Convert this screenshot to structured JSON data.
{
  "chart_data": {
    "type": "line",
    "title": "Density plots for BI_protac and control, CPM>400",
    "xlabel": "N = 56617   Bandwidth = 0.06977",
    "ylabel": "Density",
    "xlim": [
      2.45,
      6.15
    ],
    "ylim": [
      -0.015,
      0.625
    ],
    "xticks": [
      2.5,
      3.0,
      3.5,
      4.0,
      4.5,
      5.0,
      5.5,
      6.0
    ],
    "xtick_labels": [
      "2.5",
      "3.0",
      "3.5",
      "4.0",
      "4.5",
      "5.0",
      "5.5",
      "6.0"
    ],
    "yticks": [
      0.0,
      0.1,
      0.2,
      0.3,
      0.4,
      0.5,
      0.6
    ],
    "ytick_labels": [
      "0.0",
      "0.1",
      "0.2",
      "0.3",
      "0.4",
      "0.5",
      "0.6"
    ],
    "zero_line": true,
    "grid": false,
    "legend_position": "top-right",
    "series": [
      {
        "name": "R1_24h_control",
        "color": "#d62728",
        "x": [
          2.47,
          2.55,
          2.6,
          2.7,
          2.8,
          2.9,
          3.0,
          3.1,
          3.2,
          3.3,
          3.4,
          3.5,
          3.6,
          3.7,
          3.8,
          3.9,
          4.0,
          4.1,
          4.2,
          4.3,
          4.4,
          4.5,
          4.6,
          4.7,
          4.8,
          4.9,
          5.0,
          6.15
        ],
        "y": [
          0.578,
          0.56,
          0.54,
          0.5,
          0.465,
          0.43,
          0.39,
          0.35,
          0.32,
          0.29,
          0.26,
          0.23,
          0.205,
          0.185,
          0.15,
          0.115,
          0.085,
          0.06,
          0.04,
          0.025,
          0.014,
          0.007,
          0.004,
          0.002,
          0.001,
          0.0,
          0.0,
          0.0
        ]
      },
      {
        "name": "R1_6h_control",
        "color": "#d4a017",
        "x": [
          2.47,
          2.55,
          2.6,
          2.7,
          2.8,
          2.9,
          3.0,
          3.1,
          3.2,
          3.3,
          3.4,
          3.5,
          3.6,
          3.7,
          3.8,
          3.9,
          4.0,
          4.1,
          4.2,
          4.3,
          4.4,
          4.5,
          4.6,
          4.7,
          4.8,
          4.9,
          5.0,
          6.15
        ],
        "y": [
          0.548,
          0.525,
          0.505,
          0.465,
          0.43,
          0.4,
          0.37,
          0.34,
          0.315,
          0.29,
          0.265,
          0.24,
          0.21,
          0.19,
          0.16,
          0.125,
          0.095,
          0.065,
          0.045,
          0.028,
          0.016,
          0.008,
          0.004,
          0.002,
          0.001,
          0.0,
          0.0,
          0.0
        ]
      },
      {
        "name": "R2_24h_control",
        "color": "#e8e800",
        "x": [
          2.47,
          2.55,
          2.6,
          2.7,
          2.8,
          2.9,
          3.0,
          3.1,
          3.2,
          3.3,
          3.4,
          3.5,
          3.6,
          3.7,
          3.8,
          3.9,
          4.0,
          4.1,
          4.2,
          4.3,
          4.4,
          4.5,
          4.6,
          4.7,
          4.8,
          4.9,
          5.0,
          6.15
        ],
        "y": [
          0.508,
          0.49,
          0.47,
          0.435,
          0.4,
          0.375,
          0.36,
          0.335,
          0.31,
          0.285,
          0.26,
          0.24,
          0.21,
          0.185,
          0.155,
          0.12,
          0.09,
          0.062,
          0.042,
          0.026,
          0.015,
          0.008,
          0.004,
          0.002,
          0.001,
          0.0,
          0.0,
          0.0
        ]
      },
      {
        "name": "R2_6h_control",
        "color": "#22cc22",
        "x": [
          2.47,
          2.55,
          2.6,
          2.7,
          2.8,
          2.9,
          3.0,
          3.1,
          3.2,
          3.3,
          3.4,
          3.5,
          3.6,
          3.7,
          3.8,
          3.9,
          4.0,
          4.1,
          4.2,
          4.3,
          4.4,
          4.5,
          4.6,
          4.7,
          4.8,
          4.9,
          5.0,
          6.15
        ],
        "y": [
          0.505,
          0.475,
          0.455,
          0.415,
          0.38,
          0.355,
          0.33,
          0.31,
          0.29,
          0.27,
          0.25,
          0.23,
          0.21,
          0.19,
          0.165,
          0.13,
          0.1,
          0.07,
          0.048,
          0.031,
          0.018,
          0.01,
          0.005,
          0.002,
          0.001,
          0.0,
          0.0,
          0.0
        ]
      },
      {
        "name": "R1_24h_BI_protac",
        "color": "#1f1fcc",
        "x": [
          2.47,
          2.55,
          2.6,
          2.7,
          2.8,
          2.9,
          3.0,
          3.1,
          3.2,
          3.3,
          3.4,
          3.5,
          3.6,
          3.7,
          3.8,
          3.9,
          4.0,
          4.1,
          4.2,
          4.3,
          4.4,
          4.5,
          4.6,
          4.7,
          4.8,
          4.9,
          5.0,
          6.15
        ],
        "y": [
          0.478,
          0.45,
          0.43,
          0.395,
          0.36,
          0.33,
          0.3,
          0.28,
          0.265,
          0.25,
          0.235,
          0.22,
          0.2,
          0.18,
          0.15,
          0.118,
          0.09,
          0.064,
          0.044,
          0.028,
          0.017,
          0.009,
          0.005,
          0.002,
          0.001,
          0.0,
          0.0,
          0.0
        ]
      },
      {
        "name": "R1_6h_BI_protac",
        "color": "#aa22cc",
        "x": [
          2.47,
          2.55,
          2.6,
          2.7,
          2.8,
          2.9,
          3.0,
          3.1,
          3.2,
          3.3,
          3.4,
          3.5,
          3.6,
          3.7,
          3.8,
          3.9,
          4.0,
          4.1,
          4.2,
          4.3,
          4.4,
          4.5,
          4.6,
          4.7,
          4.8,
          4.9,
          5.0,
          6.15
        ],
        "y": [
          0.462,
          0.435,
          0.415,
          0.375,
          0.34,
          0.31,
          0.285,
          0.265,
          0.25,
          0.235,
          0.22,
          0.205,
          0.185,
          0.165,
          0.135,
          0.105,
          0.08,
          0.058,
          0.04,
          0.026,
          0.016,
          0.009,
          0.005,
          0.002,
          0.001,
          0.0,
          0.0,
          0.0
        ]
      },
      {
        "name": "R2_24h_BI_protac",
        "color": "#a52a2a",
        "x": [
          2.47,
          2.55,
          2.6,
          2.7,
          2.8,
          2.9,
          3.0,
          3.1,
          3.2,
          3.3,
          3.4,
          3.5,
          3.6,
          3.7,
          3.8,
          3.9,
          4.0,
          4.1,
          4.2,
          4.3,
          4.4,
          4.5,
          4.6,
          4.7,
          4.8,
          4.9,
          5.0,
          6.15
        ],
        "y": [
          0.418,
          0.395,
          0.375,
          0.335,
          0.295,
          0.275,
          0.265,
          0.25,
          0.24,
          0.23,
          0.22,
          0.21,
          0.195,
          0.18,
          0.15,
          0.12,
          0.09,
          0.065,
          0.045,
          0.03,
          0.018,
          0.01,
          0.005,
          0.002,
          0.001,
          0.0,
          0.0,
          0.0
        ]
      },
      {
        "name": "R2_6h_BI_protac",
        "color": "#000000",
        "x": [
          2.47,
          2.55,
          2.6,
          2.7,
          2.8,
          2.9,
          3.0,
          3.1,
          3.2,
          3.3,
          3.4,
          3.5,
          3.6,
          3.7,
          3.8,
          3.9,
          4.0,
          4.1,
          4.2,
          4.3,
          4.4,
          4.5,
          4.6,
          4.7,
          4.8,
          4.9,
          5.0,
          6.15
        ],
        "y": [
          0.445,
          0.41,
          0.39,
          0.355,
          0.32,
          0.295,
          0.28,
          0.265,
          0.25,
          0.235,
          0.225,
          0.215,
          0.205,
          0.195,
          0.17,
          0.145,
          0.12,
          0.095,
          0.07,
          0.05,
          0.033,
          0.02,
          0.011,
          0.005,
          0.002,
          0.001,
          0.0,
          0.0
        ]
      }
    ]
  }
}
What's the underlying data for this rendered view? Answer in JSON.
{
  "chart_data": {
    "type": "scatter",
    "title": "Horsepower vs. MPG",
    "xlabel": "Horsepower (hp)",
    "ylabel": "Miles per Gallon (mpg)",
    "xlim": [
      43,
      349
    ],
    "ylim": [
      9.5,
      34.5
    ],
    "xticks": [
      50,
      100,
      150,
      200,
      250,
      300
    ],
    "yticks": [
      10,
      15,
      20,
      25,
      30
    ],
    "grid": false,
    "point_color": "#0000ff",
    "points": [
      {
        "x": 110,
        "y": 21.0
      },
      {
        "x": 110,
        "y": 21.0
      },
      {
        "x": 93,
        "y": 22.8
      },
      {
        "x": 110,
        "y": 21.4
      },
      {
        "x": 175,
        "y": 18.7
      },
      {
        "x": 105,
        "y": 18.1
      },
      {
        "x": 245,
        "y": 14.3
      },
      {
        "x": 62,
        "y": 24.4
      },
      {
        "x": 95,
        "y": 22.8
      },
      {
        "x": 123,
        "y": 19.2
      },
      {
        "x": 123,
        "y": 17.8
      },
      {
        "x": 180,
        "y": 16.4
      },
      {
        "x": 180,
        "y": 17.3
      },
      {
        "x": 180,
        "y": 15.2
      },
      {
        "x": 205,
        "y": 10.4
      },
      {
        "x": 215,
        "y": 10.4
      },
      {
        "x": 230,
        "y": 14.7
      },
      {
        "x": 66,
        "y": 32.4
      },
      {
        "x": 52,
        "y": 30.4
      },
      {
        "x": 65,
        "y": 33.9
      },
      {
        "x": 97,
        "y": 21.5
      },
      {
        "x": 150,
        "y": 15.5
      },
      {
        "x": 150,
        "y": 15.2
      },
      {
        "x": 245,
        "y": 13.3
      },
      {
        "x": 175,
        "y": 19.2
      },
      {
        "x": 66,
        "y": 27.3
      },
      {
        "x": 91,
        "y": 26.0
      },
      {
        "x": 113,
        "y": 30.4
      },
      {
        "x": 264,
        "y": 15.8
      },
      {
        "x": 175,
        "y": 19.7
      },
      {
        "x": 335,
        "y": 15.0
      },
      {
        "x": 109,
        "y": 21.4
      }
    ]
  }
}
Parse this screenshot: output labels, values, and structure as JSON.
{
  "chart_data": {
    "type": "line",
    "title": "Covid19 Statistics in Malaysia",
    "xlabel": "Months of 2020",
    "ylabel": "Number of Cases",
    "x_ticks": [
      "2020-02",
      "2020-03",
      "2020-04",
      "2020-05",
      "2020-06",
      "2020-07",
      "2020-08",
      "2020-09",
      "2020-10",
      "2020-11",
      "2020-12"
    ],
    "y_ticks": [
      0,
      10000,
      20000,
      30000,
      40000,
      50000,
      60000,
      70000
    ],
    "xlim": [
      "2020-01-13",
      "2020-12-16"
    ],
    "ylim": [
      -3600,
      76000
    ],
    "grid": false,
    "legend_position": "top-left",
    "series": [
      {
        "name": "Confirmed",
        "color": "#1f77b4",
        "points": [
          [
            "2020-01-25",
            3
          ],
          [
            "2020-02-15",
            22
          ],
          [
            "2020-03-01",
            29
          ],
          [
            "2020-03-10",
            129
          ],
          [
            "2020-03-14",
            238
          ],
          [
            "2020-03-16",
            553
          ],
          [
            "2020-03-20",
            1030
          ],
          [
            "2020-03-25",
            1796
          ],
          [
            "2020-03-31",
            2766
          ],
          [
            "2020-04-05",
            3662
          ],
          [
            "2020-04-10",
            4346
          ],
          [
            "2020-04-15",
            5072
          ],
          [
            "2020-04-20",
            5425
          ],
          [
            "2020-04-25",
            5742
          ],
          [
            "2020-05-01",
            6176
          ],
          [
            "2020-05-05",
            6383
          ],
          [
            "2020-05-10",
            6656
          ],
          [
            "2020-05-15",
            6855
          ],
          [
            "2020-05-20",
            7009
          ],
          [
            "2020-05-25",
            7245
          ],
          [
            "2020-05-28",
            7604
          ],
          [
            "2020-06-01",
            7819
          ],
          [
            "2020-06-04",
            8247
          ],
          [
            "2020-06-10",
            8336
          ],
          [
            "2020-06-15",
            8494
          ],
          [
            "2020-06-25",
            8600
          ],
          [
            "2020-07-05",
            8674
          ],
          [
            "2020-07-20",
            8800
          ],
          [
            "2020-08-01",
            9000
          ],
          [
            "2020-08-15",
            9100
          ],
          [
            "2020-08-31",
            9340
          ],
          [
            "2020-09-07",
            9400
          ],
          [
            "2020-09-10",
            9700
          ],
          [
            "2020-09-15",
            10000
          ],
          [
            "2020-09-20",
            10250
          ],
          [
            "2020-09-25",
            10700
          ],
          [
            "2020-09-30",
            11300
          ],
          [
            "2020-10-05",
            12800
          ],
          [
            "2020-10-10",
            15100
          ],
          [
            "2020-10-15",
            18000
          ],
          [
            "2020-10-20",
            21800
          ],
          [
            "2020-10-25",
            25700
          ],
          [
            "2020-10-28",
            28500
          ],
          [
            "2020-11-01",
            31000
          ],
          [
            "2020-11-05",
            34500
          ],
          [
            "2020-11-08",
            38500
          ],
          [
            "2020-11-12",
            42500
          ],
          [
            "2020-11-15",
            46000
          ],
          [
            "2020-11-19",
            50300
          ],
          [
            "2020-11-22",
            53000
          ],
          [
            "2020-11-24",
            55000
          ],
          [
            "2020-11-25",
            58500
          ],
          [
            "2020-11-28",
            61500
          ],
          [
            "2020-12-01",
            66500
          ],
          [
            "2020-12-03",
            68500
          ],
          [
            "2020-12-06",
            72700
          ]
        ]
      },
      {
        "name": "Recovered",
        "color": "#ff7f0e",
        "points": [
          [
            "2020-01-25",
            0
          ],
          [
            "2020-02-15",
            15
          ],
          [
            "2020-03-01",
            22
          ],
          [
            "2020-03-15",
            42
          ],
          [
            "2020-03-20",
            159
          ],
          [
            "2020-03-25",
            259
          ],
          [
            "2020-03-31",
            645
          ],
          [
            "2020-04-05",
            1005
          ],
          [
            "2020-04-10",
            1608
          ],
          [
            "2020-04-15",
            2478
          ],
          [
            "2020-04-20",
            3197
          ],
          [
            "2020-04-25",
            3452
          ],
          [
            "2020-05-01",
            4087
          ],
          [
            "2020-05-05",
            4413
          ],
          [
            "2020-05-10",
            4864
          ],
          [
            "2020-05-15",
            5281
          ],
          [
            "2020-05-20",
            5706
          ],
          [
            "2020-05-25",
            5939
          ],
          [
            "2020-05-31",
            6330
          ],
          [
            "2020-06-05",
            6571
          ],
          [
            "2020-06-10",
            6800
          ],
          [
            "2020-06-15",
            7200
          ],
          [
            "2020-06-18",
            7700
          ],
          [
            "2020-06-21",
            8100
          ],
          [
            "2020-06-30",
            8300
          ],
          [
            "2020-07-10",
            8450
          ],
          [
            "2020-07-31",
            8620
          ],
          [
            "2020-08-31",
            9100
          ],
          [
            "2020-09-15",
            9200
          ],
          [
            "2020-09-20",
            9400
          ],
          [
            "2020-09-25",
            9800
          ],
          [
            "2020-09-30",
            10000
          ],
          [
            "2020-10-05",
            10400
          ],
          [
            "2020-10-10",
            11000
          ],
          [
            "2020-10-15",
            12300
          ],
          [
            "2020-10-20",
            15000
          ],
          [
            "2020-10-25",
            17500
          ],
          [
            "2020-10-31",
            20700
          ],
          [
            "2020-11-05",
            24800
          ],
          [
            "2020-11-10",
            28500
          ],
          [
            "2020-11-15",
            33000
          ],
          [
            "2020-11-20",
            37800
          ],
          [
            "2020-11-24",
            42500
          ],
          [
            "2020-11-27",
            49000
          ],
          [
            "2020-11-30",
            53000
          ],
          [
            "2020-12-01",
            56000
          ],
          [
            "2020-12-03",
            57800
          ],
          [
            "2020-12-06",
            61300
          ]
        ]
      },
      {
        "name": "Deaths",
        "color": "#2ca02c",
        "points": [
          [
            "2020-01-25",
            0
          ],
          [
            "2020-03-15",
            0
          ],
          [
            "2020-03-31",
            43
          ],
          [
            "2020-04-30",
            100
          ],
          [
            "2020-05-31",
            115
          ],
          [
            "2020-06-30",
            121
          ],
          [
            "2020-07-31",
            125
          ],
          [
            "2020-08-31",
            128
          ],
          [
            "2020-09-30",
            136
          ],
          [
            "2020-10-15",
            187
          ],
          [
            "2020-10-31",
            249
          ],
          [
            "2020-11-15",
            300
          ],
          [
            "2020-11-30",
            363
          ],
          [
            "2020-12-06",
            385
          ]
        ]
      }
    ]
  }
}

Exercise directions: Search the entries for the word "name", then list each line that holds it.

Solution to this exercise:
        "name": "R1_24h_control",
        "name": "R1_6h_control",
        "name": "R2_24h_control",
        "name": "R2_6h_control",
        "name": "R1_24h_BI_protac",
        "name": "R1_6h_BI_protac",
        "name": "R2_24h_BI_protac",
        "name": "R2_6h_BI_protac",
        "name": "Confirmed",
        "name": "Recovered",
        "name": "Deaths",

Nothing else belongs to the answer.